WHAT IS EXPECTED - Write out all the data again, exactly as it stands.

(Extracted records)
** begin **

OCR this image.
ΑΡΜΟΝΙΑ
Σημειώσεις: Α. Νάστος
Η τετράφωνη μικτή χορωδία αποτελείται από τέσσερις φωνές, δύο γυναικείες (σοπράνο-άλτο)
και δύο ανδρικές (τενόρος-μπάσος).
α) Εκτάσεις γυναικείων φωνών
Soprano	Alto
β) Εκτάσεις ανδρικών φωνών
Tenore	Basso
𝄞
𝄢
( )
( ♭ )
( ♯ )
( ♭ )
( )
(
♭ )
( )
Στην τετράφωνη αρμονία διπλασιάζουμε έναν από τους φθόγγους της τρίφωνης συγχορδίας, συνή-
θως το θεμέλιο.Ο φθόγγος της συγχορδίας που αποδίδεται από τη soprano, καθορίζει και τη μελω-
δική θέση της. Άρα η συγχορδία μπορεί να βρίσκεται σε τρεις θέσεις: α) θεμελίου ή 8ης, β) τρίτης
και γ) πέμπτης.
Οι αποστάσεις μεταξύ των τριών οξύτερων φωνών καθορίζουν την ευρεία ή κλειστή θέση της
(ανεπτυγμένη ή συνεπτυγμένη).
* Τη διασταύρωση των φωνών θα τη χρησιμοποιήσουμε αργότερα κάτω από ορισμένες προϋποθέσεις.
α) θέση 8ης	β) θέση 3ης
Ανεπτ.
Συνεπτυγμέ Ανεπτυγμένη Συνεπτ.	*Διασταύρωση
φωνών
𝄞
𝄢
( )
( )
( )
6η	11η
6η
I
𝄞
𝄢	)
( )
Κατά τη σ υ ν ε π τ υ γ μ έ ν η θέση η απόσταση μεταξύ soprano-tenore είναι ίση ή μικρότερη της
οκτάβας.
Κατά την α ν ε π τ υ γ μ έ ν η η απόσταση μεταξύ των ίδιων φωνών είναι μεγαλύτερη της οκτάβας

** end **

THE SOLUTION -
OCR this image.
ΑΡΜΟΝΙΑ
Σημειώσεις: Α. Νάστος
Η τετράφωνη μικτή χορωδία αποτελείται από τέσσερις φωνές, δύο γυναικείες (σοπράνο-άλτο)
και δύο ανδρικές (τενόρος-μπάσος).
α) Εκτάσεις γυναικείων φωνών
Soprano	Alto
β) Εκτάσεις ανδρικών φωνών
Tenore	Basso
𝄞
𝄢
( )
( ♭ )
( ♯ )
( ♭ )
( )
(
♭ )
( )
Στην τετράφωνη αρμονία διπλασιάζουμε έναν από τους φθόγγους της τρίφωνης συγχορδίας, συνή-
θως το θεμέλιο.Ο φθόγγος της συγχορδίας που αποδίδεται από τη soprano, καθορίζει και τη μελω-
δική θέση της. Άρα η συγχορδία μπορεί να βρίσκεται σε τρεις θέσεις: α) θεμελίου ή 8ης, β) τρίτης
και γ) πέμπτης.
Οι αποστάσεις μεταξύ των τριών οξύτερων φωνών καθορίζουν την ευρεία ή κλειστή θέση της
(ανεπτυγμένη ή συνεπτυγμένη).
* Τη διασταύρωση των φωνών θα τη χρησιμοποιήσουμε αργότερα κάτω από ορισμένες προϋποθέσεις.
α) θέση 8ης	β) θέση 3ης
Ανεπτ.
Συνεπτυγμέ Ανεπτυγμένη Συνεπτ.	*Διασταύρωση
φωνών
𝄞
𝄢
( )
( )
( )
6η	11η
6η
I
𝄞
𝄢	)
( )
Κατά τη σ υ ν ε π τ υ γ μ έ ν η θέση η απόσταση μεταξύ soprano-tenore είναι ίση ή μικρότερη της
οκτάβας.
Κατά την α ν ε π τ υ γ μ έ ν η η απόσταση μεταξύ των ίδιων φωνών είναι μεγαλύτερη της οκτάβας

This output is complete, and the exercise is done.